**To do**
Search the material for the string "Achats" and copy each line where it occurs.

--- start of Provided data ---

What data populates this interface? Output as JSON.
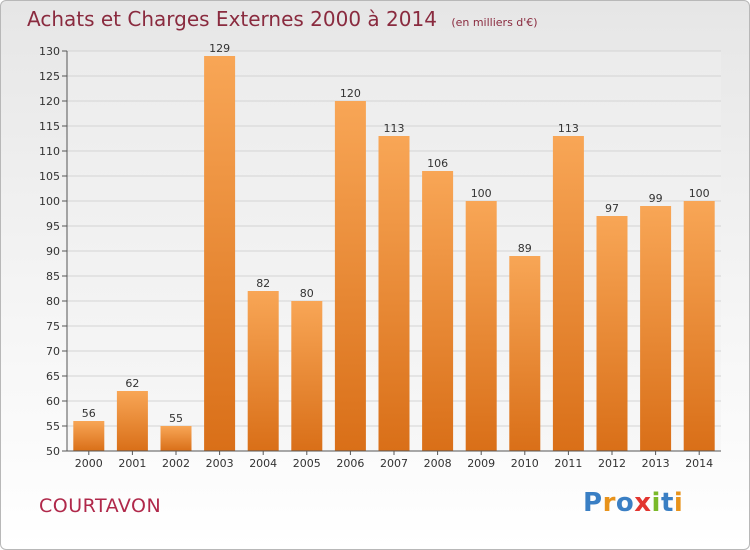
{
  "title": "Achats et Charges Externes 2000 à 2014",
  "unit": "(en milliers d'€)",
  "commune": "COURTAVON",
  "logo": [
    "P",
    "r",
    "o",
    "x",
    "i",
    "t",
    "i"
  ],
  "colors": {
    "bar_top": "#f8a656",
    "bar_bottom": "#d96f18",
    "grid": "#d4d4d4",
    "title": "#8a2b3f"
  },
  "chart_data": {
    "type": "bar",
    "categories": [
      "2000",
      "2001",
      "2002",
      "2003",
      "2004",
      "2005",
      "2006",
      "2007",
      "2008",
      "2009",
      "2010",
      "2011",
      "2012",
      "2013",
      "2014"
    ],
    "values": [
      56,
      62,
      55,
      129,
      82,
      80,
      120,
      113,
      106,
      100,
      89,
      113,
      97,
      99,
      100
    ],
    "title": "Achats et Charges Externes 2000 à 2014",
    "xlabel": "",
    "ylabel": "",
    "ylim": [
      50,
      130
    ],
    "yticks": [
      50,
      55,
      60,
      65,
      70,
      75,
      80,
      85,
      90,
      95,
      100,
      105,
      110,
      115,
      120,
      125,
      130
    ],
    "grid": true,
    "legend": "none"
  }
}
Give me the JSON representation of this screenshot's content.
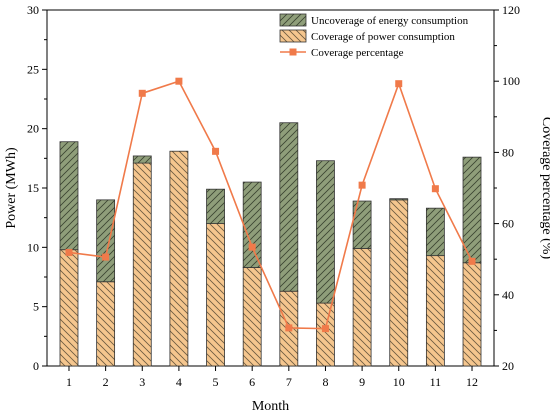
{
  "chart_data": {
    "type": "bar",
    "xlabel": "Month",
    "ylabel": "Power (MWh)",
    "y2label": "Coverage percentage (%)",
    "categories": [
      "1",
      "2",
      "3",
      "4",
      "5",
      "6",
      "7",
      "8",
      "9",
      "10",
      "11",
      "12"
    ],
    "ylim": [
      0,
      30
    ],
    "yticks": [
      0,
      5,
      10,
      15,
      20,
      25,
      30
    ],
    "y2lim": [
      20,
      120
    ],
    "y2ticks": [
      20,
      40,
      60,
      80,
      100,
      120
    ],
    "stacked": true,
    "legend_position": "top-right",
    "series": [
      {
        "name": "Coverage of power consumption",
        "type": "bar",
        "axis": "left",
        "color": "#f5c68e",
        "hatch": "\\\\",
        "values": [
          9.8,
          7.1,
          17.1,
          18.1,
          12.0,
          8.3,
          6.3,
          5.3,
          9.9,
          14.0,
          9.3,
          8.7
        ]
      },
      {
        "name": "Uncoverage of energy consumption",
        "type": "bar",
        "axis": "left",
        "color": "#8f9e7a",
        "hatch": "//",
        "values": [
          9.1,
          6.9,
          0.6,
          0.0,
          2.9,
          7.2,
          14.2,
          12.0,
          4.0,
          0.1,
          4.0,
          8.9
        ]
      },
      {
        "name": "Coverage percentage",
        "type": "line",
        "axis": "right",
        "color": "#f07a4a",
        "marker": "square",
        "values": [
          51.9,
          50.6,
          96.6,
          100.0,
          80.3,
          53.4,
          30.7,
          30.5,
          70.8,
          99.3,
          69.8,
          49.4
        ]
      }
    ]
  }
}
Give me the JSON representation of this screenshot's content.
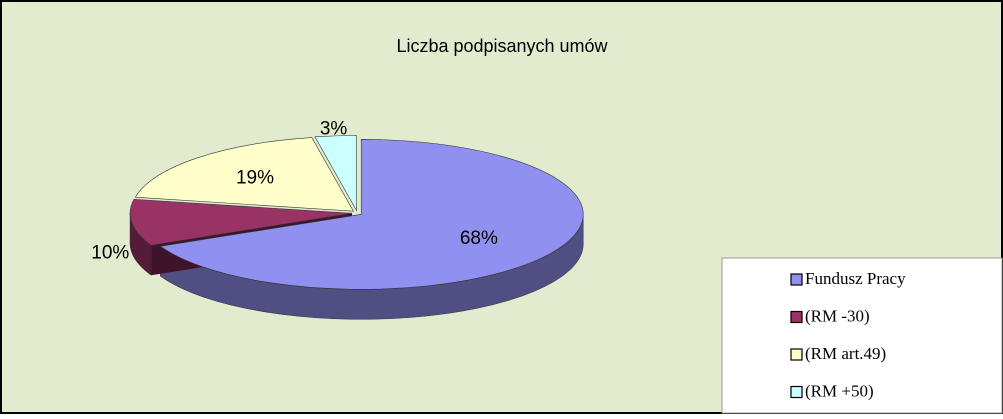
{
  "chart_data": {
    "type": "pie3d",
    "title": "Liczba podpisanych umów",
    "categories": [
      "Fundusz Pracy",
      "(RM -30)",
      "(RM art.49)",
      "(RM +50)"
    ],
    "values": [
      68,
      10,
      19,
      3
    ],
    "value_labels": [
      "68%",
      "10%",
      "19%",
      "3%"
    ],
    "colors": [
      "#9090f0",
      "#993366",
      "#ffffcc",
      "#ccffff"
    ],
    "legend": "bottom-right"
  }
}
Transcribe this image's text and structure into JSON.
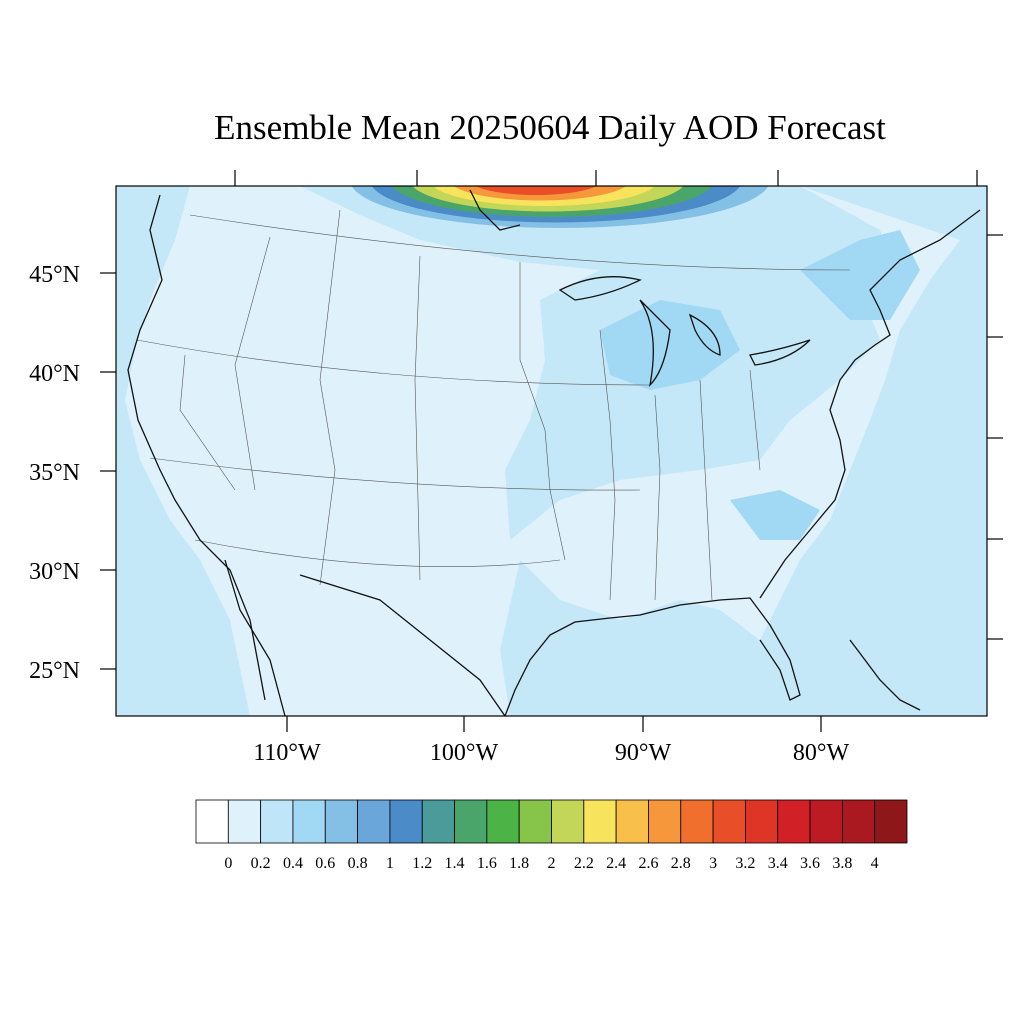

--- end of Provided data ---

**Task answer**
  "title": "Achats et Charges Externes 2000 à 2014",
    "title": "Achats et Charges Externes 2000 à 2014",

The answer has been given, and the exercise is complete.